**Given request:** Take the line that contains "Convert this document image to plain text." and all lines after it, up to and including the last line of the data, and write them out exactly; nothing else belongs in the answer.

**Materials provided:**

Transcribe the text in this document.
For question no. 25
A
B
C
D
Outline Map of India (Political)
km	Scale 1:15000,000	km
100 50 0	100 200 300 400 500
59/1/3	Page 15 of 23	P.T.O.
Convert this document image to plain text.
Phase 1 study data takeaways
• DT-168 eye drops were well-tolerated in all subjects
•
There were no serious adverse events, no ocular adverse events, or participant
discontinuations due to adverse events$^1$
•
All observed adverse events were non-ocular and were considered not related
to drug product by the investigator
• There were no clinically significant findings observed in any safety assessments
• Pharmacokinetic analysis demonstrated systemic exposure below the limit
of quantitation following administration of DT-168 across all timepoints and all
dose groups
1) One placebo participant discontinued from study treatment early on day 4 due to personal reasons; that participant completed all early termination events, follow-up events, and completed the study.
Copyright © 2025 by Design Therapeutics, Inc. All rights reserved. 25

**Full answer:**
Convert this document image to plain text.
Phase 1 study data takeaways
• DT-168 eye drops were well-tolerated in all subjects
•
There were no serious adverse events, no ocular adverse events, or participant
discontinuations due to adverse events$^1$
•
All observed adverse events were non-ocular and were considered not related
to drug product by the investigator
• There were no clinically significant findings observed in any safety assessments
• Pharmacokinetic analysis demonstrated systemic exposure below the limit
of quantitation following administration of DT-168 across all timepoints and all
dose groups
1) One placebo participant discontinued from study treatment early on day 4 due to personal reasons; that participant completed all early termination events, follow-up events, and completed the study.
Copyright © 2025 by Design Therapeutics, Inc. All rights reserved. 25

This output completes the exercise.